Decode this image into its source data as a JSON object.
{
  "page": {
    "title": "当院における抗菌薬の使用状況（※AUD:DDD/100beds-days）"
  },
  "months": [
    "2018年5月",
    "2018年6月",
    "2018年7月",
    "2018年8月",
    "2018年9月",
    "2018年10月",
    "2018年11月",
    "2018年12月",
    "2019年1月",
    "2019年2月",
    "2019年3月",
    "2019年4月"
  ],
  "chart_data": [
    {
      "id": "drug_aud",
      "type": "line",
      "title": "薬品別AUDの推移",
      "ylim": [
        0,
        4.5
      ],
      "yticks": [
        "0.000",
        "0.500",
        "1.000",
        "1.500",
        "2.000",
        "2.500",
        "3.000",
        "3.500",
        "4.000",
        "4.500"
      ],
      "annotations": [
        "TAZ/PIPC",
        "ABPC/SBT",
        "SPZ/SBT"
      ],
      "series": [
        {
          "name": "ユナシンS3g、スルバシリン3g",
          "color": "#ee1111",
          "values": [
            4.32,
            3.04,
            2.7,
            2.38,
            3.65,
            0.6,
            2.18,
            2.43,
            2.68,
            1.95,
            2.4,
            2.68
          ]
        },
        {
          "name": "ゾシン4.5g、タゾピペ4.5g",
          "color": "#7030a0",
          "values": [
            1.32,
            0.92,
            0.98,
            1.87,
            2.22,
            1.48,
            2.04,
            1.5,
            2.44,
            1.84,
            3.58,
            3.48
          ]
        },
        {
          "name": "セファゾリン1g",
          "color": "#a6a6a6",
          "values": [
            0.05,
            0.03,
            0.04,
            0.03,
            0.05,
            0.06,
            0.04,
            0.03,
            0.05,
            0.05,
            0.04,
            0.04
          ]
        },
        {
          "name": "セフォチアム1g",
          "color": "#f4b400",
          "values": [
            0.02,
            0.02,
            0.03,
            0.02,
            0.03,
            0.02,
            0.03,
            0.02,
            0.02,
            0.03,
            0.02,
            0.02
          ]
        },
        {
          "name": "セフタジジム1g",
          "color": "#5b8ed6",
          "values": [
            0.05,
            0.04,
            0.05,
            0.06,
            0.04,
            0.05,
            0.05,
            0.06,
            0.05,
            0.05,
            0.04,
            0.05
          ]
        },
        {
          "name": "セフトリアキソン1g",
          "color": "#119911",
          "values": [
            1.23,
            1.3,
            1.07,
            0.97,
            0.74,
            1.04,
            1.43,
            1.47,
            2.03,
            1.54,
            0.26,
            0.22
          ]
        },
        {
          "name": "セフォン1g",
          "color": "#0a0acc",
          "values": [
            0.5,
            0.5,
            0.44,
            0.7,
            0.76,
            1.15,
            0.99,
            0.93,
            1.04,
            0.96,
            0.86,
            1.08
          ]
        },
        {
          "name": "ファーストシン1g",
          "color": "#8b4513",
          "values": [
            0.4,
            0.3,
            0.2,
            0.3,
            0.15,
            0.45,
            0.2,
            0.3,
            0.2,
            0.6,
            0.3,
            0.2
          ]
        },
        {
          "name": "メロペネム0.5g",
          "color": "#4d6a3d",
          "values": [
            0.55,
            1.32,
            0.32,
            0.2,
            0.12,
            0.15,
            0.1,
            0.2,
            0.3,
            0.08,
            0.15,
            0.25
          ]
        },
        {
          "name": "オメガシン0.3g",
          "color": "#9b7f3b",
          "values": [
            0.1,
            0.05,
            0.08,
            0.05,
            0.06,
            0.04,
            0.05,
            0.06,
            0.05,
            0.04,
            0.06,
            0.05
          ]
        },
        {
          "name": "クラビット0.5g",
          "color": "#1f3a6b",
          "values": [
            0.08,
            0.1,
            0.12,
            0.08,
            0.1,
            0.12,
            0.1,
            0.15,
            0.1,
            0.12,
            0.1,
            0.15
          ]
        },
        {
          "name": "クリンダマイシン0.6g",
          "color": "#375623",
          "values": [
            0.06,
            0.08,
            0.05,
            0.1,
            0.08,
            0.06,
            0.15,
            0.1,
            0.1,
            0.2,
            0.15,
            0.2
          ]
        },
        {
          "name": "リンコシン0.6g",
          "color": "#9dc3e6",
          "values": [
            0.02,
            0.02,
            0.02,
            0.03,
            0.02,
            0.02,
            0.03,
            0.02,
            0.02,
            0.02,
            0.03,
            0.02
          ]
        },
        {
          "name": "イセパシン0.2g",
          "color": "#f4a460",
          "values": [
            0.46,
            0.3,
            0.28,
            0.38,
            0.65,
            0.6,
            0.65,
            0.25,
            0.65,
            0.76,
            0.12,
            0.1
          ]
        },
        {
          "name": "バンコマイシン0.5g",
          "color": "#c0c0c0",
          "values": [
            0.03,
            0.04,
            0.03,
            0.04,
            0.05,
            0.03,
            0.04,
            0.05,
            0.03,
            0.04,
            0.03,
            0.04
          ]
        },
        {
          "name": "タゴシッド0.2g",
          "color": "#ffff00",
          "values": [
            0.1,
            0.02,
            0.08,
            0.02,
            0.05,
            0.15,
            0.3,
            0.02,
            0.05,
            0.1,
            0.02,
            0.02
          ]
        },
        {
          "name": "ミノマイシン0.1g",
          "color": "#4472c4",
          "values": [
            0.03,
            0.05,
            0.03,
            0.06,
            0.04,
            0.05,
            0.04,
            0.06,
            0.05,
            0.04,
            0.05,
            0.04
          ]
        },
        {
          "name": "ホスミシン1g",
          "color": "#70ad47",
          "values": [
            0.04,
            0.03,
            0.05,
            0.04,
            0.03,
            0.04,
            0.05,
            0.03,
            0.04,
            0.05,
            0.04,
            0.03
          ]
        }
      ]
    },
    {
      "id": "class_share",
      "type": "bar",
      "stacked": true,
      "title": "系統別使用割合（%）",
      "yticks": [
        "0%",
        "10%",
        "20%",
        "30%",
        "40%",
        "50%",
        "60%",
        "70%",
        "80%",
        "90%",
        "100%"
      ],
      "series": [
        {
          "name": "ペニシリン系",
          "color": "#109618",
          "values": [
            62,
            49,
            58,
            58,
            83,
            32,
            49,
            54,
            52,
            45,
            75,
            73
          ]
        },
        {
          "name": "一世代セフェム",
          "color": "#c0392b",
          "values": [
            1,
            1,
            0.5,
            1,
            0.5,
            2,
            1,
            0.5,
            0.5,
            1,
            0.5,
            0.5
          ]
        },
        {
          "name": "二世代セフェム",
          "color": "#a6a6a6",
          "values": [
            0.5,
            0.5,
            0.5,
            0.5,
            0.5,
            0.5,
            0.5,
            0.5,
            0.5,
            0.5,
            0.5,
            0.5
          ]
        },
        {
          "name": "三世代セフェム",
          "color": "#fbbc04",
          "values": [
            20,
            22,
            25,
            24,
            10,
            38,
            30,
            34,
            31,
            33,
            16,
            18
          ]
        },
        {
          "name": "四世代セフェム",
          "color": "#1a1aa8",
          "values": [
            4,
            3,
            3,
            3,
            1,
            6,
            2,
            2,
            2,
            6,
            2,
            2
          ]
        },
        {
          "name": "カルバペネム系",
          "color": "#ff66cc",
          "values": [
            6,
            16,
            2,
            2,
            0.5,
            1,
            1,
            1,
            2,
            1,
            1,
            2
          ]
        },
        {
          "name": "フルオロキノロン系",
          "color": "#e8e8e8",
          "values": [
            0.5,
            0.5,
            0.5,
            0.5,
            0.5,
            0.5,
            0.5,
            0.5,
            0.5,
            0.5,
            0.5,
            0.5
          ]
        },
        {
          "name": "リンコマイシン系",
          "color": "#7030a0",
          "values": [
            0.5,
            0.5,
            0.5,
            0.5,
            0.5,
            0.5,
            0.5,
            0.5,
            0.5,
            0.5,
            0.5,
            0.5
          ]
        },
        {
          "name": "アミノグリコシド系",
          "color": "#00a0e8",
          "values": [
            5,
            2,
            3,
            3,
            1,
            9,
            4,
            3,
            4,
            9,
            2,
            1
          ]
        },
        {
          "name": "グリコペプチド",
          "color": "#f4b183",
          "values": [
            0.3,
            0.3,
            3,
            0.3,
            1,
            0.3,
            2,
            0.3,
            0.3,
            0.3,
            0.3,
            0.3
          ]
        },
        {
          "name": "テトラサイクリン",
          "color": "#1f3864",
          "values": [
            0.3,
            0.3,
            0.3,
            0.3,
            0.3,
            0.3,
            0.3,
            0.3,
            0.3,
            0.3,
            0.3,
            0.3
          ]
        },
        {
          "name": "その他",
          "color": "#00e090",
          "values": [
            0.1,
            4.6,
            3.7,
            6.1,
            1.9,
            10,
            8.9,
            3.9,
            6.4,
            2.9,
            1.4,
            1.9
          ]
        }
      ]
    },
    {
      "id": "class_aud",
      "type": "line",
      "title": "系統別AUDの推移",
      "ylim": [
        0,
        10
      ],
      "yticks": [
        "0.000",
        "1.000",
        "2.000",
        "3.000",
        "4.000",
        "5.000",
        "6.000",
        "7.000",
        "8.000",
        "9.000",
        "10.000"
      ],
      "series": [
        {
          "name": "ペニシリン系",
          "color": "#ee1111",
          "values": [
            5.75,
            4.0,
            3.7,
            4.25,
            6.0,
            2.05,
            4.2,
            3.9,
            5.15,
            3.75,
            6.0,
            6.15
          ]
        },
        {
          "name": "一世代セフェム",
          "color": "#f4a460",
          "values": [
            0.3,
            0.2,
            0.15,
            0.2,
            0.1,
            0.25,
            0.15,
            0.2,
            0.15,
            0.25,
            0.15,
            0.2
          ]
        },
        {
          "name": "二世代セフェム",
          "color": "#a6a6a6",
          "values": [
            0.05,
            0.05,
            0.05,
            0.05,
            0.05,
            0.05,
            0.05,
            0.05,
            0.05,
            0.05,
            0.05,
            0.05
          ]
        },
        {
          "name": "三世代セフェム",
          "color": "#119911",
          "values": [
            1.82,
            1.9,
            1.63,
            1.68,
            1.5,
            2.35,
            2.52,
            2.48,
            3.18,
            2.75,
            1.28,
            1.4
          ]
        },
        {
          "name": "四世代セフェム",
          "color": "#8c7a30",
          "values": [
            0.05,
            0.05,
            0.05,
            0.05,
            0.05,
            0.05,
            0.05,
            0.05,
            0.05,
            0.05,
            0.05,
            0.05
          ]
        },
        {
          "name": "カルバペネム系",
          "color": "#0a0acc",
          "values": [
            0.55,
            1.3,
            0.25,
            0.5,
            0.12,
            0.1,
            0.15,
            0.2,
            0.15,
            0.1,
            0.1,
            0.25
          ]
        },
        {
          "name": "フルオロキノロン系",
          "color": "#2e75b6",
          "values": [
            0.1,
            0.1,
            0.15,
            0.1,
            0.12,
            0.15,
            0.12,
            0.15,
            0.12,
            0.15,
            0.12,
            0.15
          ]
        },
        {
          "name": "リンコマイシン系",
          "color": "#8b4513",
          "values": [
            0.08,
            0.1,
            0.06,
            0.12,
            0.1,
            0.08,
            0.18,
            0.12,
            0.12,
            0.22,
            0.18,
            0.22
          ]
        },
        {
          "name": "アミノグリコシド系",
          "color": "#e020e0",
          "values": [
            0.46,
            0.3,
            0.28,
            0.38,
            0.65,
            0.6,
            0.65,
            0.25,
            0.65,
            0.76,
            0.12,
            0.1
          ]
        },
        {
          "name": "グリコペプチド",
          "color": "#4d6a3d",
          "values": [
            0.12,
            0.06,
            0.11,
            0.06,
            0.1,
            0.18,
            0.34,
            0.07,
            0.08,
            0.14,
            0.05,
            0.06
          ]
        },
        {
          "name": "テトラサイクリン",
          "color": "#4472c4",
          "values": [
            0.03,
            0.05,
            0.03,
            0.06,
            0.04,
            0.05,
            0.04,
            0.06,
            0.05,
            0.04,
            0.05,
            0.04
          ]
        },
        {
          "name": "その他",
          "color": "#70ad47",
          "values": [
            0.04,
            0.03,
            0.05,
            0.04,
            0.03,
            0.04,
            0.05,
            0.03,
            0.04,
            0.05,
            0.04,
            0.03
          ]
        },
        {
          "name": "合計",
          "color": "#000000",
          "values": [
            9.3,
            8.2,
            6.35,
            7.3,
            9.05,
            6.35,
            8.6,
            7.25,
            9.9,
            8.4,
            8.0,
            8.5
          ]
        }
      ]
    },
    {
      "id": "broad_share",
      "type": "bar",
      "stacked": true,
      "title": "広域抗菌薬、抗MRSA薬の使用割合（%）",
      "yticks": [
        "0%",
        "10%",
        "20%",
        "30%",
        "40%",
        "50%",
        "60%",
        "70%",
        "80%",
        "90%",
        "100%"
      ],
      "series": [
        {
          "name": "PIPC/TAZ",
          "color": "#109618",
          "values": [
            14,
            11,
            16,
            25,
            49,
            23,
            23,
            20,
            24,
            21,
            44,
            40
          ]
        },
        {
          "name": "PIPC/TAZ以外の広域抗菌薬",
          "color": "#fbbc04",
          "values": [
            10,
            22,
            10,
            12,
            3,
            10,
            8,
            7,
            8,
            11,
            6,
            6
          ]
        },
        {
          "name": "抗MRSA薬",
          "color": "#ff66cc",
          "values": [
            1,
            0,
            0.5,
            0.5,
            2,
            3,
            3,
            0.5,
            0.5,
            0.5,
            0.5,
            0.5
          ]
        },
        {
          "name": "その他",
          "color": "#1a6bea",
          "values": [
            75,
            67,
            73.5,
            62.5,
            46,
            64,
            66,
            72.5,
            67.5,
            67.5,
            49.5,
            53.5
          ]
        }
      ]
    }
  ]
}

--

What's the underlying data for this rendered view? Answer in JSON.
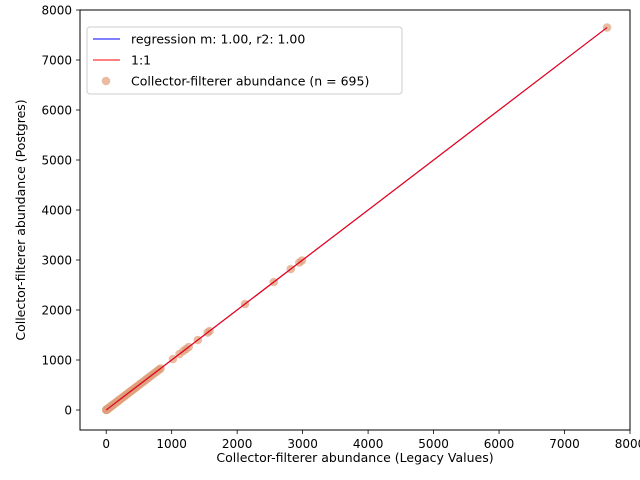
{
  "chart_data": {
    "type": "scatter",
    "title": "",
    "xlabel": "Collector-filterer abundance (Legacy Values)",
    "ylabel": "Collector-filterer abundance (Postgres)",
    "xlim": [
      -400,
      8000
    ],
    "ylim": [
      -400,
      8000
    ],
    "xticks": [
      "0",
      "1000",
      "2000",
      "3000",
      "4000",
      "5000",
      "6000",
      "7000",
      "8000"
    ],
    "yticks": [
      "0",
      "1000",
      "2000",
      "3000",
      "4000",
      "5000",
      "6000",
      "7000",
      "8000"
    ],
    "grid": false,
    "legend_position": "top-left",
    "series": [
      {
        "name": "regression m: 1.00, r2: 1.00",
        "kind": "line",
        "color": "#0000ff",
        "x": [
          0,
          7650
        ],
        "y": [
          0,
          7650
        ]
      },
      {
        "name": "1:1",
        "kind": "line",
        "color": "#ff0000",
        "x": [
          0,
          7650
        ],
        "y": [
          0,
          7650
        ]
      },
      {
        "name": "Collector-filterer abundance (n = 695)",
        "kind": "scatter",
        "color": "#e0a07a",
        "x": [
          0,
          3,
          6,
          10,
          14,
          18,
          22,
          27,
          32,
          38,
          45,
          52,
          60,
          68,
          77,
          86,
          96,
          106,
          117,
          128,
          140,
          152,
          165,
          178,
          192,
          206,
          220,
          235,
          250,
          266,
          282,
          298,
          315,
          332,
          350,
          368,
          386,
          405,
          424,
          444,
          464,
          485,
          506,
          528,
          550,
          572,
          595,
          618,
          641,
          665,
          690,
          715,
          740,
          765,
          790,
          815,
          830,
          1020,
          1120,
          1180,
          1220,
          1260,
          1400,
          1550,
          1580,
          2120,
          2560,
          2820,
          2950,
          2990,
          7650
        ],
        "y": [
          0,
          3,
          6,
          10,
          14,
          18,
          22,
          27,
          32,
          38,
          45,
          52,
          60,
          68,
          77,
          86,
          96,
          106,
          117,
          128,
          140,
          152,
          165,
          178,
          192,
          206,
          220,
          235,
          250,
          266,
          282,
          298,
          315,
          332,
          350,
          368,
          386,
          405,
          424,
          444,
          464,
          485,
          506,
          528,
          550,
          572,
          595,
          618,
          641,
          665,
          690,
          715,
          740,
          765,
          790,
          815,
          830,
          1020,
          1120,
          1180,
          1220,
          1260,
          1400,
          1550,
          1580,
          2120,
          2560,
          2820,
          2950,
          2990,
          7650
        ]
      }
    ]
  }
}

---

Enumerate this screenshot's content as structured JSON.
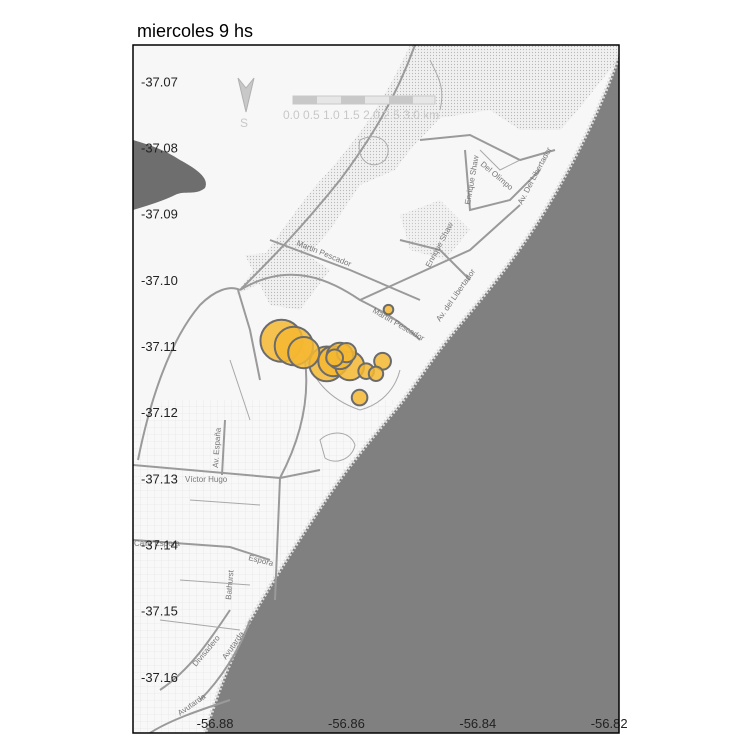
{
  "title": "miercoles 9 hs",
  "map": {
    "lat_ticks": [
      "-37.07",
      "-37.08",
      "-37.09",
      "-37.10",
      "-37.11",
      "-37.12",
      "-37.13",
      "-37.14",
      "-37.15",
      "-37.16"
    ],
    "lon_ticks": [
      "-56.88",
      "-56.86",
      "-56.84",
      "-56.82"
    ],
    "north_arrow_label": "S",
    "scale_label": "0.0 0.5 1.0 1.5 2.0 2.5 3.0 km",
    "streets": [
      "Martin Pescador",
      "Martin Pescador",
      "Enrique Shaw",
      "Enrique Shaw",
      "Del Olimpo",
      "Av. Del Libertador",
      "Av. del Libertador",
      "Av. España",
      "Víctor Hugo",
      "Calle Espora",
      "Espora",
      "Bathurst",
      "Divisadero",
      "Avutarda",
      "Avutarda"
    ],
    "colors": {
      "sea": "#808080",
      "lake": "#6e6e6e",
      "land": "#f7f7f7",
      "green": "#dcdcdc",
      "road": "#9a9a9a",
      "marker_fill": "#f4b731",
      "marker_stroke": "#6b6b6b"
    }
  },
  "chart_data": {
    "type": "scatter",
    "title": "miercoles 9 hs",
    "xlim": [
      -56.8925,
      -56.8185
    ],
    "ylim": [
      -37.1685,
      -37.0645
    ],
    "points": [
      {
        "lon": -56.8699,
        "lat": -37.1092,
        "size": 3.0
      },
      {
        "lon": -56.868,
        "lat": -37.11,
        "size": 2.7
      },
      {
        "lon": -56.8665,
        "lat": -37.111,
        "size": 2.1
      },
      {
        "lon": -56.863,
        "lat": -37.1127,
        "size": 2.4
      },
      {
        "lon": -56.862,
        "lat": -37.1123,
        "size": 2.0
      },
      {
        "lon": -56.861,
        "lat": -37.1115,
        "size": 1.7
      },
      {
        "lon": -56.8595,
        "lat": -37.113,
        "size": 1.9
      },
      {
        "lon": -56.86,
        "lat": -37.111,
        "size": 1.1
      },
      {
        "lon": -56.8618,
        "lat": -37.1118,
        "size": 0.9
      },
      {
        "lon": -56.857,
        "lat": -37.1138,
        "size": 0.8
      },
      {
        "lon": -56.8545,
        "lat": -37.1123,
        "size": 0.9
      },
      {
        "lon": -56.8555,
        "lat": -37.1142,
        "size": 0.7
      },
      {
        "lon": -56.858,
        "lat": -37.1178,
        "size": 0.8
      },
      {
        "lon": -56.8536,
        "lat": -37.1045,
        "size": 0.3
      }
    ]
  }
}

• _Short exercise_
In the listing, find every line with the word "Collector" and state how many there are, nothing more.

• _In response_
3